▸ What is required: In the material below, list every line carrying the string "深圳市坪山区新合实验学校".

=====

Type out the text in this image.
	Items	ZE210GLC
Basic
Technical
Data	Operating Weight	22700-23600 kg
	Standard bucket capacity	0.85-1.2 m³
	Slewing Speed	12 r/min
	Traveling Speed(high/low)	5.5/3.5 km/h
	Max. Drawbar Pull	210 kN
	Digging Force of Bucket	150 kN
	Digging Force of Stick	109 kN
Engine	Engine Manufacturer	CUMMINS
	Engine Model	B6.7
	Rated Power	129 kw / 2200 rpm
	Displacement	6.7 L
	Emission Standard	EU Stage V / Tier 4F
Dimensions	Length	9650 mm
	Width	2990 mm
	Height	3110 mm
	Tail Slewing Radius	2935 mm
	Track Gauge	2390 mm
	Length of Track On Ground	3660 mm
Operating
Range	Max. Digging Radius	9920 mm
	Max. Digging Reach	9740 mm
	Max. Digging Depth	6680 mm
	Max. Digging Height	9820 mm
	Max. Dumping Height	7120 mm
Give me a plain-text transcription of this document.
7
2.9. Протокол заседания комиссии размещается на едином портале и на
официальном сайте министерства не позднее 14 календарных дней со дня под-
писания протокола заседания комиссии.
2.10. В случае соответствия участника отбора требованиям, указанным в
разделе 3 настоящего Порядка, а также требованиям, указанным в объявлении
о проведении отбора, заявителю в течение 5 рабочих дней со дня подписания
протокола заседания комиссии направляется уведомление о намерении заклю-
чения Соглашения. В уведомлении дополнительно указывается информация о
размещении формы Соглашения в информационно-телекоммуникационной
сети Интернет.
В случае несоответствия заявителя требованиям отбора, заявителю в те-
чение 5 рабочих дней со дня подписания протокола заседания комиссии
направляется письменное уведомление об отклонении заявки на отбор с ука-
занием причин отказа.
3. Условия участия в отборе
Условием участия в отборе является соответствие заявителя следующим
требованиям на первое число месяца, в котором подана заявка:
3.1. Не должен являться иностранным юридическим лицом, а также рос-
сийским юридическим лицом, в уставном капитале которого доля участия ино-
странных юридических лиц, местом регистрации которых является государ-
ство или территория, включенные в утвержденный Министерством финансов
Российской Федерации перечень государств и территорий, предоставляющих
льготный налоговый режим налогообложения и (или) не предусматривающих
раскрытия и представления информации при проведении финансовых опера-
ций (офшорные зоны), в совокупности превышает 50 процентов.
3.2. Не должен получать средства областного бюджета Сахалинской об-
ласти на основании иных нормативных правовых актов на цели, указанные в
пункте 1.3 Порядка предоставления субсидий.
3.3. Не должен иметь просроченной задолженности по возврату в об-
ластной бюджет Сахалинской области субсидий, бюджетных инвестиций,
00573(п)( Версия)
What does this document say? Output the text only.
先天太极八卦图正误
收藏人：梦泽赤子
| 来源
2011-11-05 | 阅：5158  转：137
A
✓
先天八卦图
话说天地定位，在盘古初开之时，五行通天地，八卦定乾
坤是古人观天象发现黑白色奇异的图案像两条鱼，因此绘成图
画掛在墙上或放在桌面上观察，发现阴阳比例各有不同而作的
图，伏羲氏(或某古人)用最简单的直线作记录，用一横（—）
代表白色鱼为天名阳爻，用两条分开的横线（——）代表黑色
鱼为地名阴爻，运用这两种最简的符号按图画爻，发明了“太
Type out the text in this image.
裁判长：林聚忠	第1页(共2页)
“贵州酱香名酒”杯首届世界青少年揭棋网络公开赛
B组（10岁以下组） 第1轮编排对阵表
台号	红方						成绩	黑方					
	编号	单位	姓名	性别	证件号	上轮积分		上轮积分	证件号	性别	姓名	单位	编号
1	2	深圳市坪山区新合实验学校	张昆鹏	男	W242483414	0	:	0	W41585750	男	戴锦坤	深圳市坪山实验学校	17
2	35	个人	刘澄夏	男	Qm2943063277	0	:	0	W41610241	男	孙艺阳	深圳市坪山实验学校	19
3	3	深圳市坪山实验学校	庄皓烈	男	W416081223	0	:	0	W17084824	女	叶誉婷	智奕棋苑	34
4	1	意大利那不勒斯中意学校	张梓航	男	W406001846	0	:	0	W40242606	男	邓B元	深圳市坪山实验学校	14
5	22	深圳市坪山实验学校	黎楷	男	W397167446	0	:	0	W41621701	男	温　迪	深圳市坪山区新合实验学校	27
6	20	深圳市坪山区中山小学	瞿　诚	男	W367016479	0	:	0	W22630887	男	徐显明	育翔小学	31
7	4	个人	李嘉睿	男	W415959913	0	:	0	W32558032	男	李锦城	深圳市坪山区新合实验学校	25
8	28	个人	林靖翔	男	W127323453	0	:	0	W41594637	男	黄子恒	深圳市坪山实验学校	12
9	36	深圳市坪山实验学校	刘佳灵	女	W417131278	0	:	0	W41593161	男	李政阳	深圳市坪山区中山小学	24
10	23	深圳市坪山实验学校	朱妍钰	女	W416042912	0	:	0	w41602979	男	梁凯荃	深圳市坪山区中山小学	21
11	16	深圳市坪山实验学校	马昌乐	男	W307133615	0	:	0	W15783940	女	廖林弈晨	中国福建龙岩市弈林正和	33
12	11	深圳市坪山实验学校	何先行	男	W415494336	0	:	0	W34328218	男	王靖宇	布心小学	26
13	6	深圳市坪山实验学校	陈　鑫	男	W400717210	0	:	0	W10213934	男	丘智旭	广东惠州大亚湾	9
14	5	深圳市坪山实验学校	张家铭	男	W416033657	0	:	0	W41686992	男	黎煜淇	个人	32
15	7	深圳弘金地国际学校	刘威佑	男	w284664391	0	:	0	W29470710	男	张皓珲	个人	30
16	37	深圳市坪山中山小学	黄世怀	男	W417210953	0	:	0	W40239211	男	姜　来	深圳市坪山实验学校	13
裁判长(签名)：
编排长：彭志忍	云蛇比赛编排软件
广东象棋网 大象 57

=====

▸ Exercise answer:
1	2	深圳市坪山区新合实验学校	张昆鹏	男	W242483414	0	:	0	W41585750	男	戴锦坤	深圳市坪山实验学校	17
5	22	深圳市坪山实验学校	黎楷	男	W397167446	0	:	0	W41621701	男	温　迪	深圳市坪山区新合实验学校	27
7	4	个人	李嘉睿	男	W415959913	0	:	0	W32558032	男	李锦城	深圳市坪山区新合实验学校	25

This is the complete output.